Brief:
What is the number of lines containing "JSON"? Give only that number.

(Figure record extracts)
## START

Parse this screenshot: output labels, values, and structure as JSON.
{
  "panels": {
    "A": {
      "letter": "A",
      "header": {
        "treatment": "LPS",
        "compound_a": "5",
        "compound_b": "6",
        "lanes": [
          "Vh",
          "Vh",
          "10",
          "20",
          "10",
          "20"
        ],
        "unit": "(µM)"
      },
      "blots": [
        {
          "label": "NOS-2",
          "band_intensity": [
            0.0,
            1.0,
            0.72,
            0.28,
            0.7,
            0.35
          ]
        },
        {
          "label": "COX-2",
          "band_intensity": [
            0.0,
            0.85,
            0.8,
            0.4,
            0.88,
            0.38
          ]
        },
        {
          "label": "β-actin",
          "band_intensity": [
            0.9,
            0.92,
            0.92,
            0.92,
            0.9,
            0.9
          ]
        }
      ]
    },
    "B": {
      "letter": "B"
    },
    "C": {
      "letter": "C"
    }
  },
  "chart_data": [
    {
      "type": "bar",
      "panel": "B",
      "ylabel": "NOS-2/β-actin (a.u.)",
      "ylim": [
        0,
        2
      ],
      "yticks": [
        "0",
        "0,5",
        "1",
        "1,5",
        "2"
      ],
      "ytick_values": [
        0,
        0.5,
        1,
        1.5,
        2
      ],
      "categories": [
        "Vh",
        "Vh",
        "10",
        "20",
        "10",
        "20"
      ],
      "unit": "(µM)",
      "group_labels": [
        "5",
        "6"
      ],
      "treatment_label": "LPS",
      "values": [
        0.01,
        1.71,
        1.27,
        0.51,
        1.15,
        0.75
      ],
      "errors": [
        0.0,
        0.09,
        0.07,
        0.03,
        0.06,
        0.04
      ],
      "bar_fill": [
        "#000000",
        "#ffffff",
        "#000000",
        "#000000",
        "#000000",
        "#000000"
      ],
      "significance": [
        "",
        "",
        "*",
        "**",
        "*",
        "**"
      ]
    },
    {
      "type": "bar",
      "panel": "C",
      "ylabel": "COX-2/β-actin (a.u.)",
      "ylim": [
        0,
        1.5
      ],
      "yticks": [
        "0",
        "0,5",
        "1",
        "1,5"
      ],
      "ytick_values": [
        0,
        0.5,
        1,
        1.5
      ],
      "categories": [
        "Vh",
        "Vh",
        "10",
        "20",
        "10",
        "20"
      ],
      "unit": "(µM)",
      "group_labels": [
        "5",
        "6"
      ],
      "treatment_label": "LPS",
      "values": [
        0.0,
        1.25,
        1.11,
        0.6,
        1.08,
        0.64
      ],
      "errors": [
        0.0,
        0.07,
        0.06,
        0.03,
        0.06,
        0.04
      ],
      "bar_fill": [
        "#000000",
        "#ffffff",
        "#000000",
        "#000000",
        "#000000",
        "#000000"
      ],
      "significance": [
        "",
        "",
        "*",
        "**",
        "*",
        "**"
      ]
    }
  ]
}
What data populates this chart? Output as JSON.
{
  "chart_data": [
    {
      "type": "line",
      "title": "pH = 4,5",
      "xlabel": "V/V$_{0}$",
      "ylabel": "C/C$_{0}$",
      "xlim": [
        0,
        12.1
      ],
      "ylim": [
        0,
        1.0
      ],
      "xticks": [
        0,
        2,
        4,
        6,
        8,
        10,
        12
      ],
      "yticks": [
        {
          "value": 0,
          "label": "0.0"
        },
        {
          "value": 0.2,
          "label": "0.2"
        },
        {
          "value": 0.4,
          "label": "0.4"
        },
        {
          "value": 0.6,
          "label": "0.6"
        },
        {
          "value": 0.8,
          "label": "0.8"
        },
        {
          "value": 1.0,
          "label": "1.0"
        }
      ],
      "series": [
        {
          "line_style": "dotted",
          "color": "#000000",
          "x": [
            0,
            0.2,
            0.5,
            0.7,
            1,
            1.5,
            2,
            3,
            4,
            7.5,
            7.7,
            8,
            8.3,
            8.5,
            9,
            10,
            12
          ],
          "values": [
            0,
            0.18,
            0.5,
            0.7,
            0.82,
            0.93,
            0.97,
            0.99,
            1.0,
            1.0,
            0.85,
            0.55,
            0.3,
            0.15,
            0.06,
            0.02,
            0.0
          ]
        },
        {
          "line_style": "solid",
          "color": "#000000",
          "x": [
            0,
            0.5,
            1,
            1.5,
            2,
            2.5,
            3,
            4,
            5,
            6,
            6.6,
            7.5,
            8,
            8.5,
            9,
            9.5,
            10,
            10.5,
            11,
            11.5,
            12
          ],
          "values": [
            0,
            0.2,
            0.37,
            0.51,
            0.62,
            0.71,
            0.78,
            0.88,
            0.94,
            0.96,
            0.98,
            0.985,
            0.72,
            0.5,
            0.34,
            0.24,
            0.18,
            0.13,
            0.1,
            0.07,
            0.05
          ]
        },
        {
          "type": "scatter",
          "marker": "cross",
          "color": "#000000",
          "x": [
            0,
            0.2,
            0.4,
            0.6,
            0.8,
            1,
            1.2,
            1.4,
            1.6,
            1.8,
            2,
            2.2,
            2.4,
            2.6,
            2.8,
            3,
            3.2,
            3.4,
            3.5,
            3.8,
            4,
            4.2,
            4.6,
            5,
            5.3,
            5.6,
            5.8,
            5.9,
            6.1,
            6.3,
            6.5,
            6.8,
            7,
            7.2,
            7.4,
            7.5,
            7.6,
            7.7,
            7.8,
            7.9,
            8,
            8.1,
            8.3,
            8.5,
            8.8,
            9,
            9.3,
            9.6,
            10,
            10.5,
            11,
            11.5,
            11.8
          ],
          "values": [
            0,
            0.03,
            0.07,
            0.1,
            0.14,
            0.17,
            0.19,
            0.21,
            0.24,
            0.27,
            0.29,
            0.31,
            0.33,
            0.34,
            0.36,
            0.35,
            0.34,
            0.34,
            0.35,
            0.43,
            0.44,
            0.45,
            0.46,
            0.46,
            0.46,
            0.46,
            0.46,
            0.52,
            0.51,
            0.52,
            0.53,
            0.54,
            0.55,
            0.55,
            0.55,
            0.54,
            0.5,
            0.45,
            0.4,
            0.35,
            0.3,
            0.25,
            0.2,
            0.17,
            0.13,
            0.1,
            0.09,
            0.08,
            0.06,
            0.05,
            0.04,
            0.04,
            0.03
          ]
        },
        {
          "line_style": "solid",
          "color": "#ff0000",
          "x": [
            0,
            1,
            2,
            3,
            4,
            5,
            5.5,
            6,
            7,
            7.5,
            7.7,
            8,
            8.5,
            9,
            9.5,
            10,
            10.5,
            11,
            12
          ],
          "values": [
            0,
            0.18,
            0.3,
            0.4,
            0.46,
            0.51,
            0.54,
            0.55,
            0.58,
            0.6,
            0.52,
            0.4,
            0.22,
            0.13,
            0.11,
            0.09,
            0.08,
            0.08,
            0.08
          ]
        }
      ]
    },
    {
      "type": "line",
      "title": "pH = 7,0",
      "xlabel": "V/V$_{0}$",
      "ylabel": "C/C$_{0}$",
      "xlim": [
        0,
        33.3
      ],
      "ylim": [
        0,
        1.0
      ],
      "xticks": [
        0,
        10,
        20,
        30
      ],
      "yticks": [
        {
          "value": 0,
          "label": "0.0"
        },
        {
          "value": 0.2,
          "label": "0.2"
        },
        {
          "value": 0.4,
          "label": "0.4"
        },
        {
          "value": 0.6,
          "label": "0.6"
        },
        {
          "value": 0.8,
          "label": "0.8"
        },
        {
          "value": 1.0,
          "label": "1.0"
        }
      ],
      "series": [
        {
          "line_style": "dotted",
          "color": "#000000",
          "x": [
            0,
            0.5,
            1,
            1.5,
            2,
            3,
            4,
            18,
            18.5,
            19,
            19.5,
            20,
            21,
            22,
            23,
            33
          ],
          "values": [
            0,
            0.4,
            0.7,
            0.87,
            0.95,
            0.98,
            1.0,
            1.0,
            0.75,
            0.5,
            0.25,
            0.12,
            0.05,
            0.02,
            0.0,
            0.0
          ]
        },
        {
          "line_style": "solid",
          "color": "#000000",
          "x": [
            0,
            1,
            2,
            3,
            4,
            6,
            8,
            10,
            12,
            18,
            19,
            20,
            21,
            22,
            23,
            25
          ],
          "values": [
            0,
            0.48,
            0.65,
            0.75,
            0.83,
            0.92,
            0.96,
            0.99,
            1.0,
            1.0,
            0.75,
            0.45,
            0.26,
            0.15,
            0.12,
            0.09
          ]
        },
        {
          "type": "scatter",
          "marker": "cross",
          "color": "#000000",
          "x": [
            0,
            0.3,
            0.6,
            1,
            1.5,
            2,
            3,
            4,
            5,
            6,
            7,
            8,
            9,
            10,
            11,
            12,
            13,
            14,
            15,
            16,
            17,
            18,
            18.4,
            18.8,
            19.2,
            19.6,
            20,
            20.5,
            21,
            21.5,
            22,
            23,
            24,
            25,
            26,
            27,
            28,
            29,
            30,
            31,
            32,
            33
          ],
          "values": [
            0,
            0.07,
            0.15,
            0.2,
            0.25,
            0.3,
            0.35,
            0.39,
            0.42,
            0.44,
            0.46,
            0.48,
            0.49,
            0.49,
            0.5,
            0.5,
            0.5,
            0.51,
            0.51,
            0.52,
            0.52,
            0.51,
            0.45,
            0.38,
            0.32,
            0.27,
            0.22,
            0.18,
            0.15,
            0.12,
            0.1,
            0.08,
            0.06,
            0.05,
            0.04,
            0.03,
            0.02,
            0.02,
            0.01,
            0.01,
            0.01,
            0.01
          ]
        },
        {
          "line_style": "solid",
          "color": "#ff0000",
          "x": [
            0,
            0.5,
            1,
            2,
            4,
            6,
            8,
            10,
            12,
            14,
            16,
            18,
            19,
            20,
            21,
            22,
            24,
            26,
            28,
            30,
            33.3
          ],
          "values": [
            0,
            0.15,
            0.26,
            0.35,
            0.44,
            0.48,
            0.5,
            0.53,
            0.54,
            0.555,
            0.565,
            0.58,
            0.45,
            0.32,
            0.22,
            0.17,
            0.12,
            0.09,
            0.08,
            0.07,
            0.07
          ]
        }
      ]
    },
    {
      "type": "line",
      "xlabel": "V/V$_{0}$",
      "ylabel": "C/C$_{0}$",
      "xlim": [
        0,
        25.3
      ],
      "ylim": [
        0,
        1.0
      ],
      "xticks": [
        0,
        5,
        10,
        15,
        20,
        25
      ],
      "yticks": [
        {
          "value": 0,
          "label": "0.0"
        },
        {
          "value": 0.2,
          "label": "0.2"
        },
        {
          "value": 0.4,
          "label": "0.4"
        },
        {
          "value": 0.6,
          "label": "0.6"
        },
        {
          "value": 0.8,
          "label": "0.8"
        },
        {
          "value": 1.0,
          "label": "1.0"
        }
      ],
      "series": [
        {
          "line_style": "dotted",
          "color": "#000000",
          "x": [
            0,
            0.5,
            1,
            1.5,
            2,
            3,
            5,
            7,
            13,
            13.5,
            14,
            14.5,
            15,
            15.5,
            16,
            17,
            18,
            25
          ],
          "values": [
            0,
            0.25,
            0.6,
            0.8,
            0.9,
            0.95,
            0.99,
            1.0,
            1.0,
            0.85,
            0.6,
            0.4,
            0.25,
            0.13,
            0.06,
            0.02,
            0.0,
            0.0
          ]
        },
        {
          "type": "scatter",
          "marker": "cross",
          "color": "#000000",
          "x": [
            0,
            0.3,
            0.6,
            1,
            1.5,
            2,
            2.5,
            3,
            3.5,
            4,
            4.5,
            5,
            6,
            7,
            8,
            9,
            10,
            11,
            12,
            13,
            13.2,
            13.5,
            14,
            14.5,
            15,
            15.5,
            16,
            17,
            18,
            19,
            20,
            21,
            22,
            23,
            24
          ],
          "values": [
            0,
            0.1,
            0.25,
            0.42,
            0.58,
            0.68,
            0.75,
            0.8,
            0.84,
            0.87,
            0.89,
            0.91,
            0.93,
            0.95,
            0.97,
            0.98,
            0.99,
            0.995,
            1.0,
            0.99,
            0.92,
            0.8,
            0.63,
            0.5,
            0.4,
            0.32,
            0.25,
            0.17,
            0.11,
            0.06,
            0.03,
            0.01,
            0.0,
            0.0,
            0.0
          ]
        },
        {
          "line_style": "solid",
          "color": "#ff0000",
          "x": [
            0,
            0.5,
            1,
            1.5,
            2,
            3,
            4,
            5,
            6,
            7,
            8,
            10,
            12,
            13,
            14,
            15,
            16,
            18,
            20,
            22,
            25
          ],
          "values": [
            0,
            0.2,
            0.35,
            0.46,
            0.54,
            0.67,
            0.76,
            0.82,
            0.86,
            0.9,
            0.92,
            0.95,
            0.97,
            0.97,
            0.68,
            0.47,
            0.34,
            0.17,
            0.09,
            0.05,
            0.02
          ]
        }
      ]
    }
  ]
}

## END

Full answer:
2